## STORED ROWS
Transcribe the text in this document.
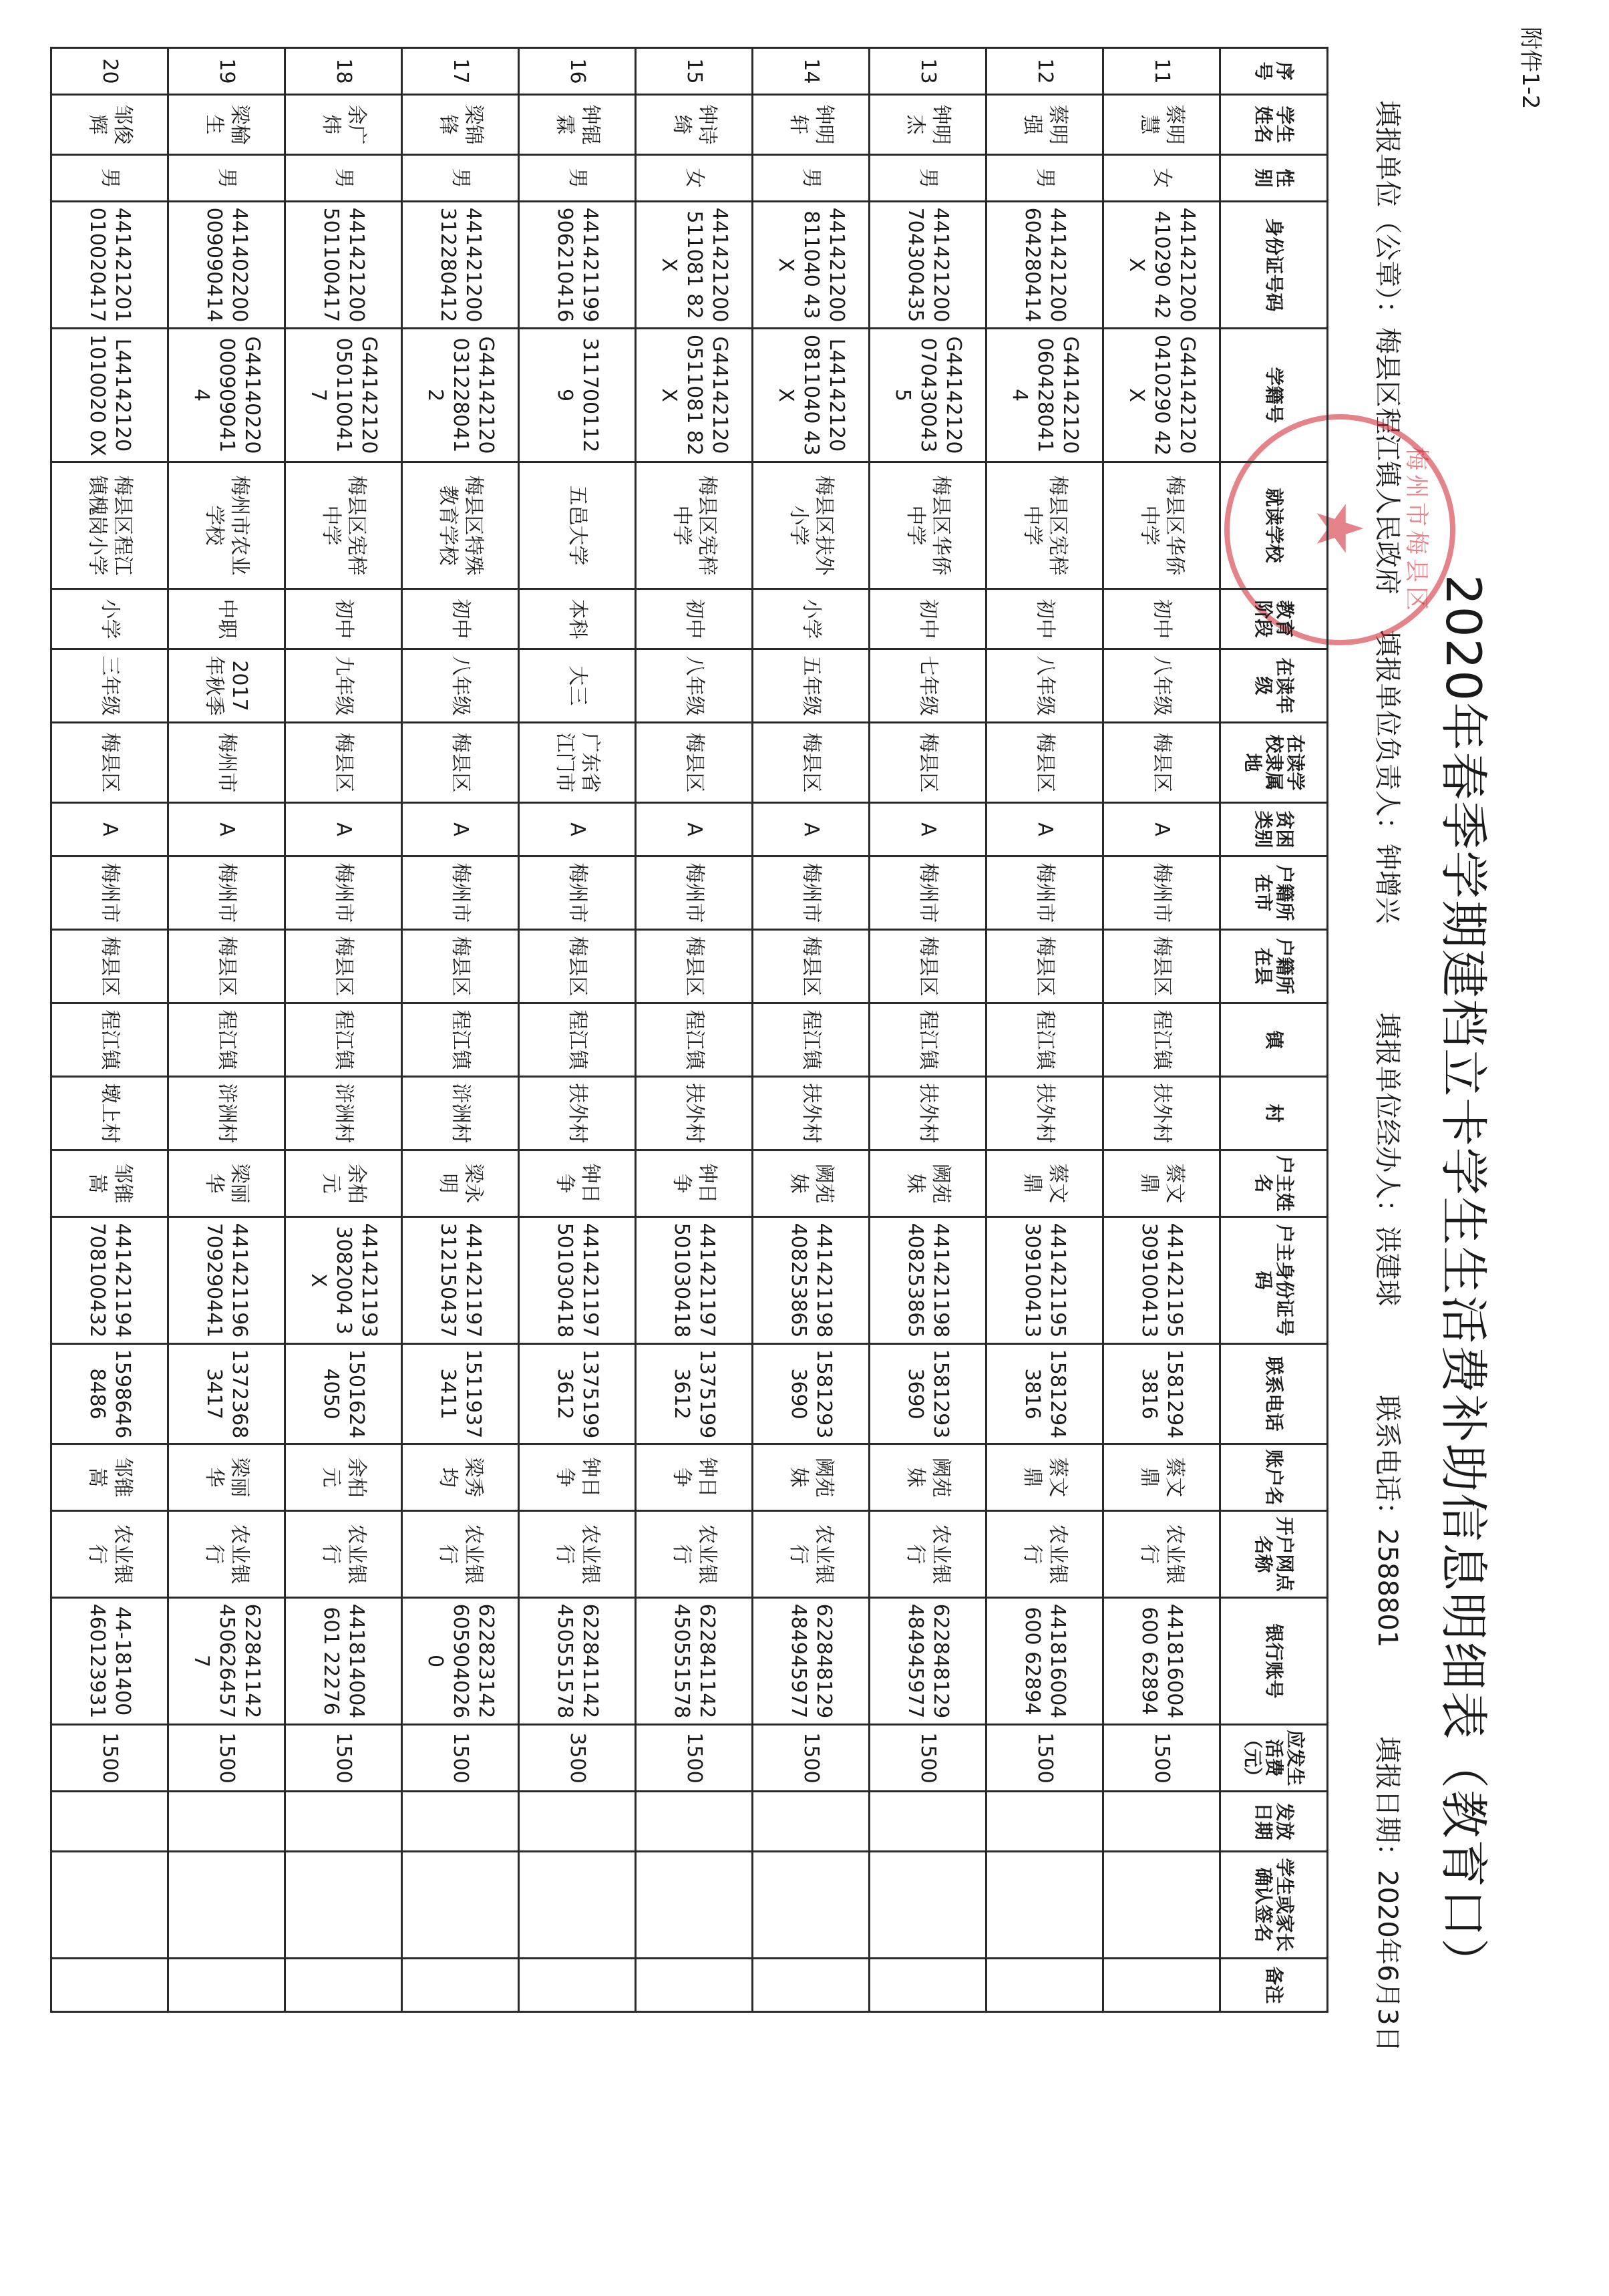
附件1-2
2020年春季学期建档立卡学生生活费补助信息明细表（教育口）
填报单位（公章）：梅县区程江镇人民政府 填报单位负责人：钟增兴 填报单位经办人：洪建球 联系电话：2588801 填报日期：2020年6月3日
梅州市梅县区
★
序号	学生姓名	性别	身份证号码	学籍号	就读学校	教育阶段	在读年级	在读学校隶属地	贫困类别	户籍所在市	户籍所在县	镇	村	户主姓名	户主身份证号码	联系电话	账户名	开户网点名称	银行账号	应发生活费（元）	发放日期	学生或家长确认签名	备注
11	蔡明慧	女	441421200410290 42X	G441421200410290 42X	梅县区华侨中学	初中	八年级	梅县区	A	梅州市	梅县区	程江镇	扶外村	蔡文鼎	441421195309100413	15812943816	蔡文鼎	农业银行	441816004600 62894	1500			
12	蔡明强	男	441421200604280414	G441421200604280414	梅县区宪梓中学	初中	八年级	梅县区	A	梅州市	梅县区	程江镇	扶外村	蔡文鼎	441421195309100413	15812943816	蔡文鼎	农业银行	441816004600 62894	1500			
13	钟明杰	男	441421200704300435	G441421200704300435	梅县区华侨中学	初中	七年级	梅县区	A	梅州市	梅县区	程江镇	扶外村	阙苑妹	441421198408253865	15812933690	阙苑妹	农业银行	622848129484945977	1500			
14	钟明轩	男	441421200811040 43X	L441421200811040 43X	梅县区扶外小学	小学	五年级	梅县区	A	梅州市	梅县区	程江镇	扶外村	阙苑妹	441421198408253865	15812933690	阙苑妹	农业银行	622848129484945977	1500			
15	钟诗绮	女	441421200511081 82X	G441421200511081 82X	梅县区宪梓中学	初中	八年级	梅县区	A	梅州市	梅县区	程江镇	扶外村	钟日争	441421197501030418	13751993612	钟日争	农业银行	622841142450551578	1500			
16	钟锟霖	男	441421199906210416	3117001129	五邑大学	本科	大三	广东省江门市	A	梅州市	梅县区	程江镇	扶外村	钟日争	441421197501030418	13751993612	钟日争	农业银行	622841142450551578	3500			
17	梁锦锋	男	441421200312280412	G441421200312280412	梅县区特殊教育学校	初中	八年级	梅县区	A	梅州市	梅县区	程江镇	浒洲村	梁永明	441421197312150437	15119373411	梁秀均	农业银行	622823142605904026 0	1500			
18	余广炜	男	441421200501100417	G441421200501100417	梅县区宪梓中学	初中	九年级	梅县区	A	梅州市	梅县区	程江镇	浒洲村	余柏元	4414211933082004 3X	15016244050	余柏元	农业银行	441814004601 22276	1500			
19	梁榆生	男	441402200009090414	G441402200009090414	梅州市农业学校	中职	2017年秋季	梅州市	A	梅州市	梅县区	程江镇	浒洲村	梁丽华	441421196709290441	13723683417	梁丽华	农业银行	622841142450626457 7	1500			
20	邹俊辉	男	441421201010020417	L441421201010020 0X	梅县区程江镇槐岗小学	小学	三年级	梅县区	A	梅州市	梅县区	程江镇	墩上村	邹锥嵩	441421194708100432	15986468486	邹锥嵩	农业银行	44-181400460123931	1500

## CHALLENGE
Skip the pictures and transcribe the rest of the records exactly.

## COMPLETED TASK
Transcribe the text in this document.
附件1-2
2020年春季学期建档立卡学生生活费补助信息明细表（教育口）
填报单位（公章）：梅县区程江镇人民政府 填报单位负责人：钟增兴 填报单位经办人：洪建球 联系电话：2588801 填报日期：2020年6月3日
梅州市梅县区
★
序号	学生姓名	性别	身份证号码	学籍号	就读学校	教育阶段	在读年级	在读学校隶属地	贫困类别	户籍所在市	户籍所在县	镇	村	户主姓名	户主身份证号码	联系电话	账户名	开户网点名称	银行账号	应发生活费（元）	发放日期	学生或家长确认签名	备注
11	蔡明慧	女	441421200410290 42X	G441421200410290 42X	梅县区华侨中学	初中	八年级	梅县区	A	梅州市	梅县区	程江镇	扶外村	蔡文鼎	441421195309100413	15812943816	蔡文鼎	农业银行	441816004600 62894	1500			
12	蔡明强	男	441421200604280414	G441421200604280414	梅县区宪梓中学	初中	八年级	梅县区	A	梅州市	梅县区	程江镇	扶外村	蔡文鼎	441421195309100413	15812943816	蔡文鼎	农业银行	441816004600 62894	1500			
13	钟明杰	男	441421200704300435	G441421200704300435	梅县区华侨中学	初中	七年级	梅县区	A	梅州市	梅县区	程江镇	扶外村	阙苑妹	441421198408253865	15812933690	阙苑妹	农业银行	622848129484945977	1500			
14	钟明轩	男	441421200811040 43X	L441421200811040 43X	梅县区扶外小学	小学	五年级	梅县区	A	梅州市	梅县区	程江镇	扶外村	阙苑妹	441421198408253865	15812933690	阙苑妹	农业银行	622848129484945977	1500			
15	钟诗绮	女	441421200511081 82X	G441421200511081 82X	梅县区宪梓中学	初中	八年级	梅县区	A	梅州市	梅县区	程江镇	扶外村	钟日争	441421197501030418	13751993612	钟日争	农业银行	622841142450551578	1500			
16	钟锟霖	男	441421199906210416	3117001129	五邑大学	本科	大三	广东省江门市	A	梅州市	梅县区	程江镇	扶外村	钟日争	441421197501030418	13751993612	钟日争	农业银行	622841142450551578	3500			
17	梁锦锋	男	441421200312280412	G441421200312280412	梅县区特殊教育学校	初中	八年级	梅县区	A	梅州市	梅县区	程江镇	浒洲村	梁永明	441421197312150437	15119373411	梁秀均	农业银行	622823142605904026 0	1500			
18	余广炜	男	441421200501100417	G441421200501100417	梅县区宪梓中学	初中	九年级	梅县区	A	梅州市	梅县区	程江镇	浒洲村	余柏元	4414211933082004 3X	15016244050	余柏元	农业银行	441814004601 22276	1500			
19	梁榆生	男	441402200009090414	G441402200009090414	梅州市农业学校	中职	2017年秋季	梅州市	A	梅州市	梅县区	程江镇	浒洲村	梁丽华	441421196709290441	13723683417	梁丽华	农业银行	622841142450626457 7	1500			
20	邹俊辉	男	441421201010020417	L441421201010020 0X	梅县区程江镇槐岗小学	小学	三年级	梅县区	A	梅州市	梅县区	程江镇	墩上村	邹锥嵩	441421194708100432	15986468486	邹锥嵩	农业银行	44-181400460123931	1500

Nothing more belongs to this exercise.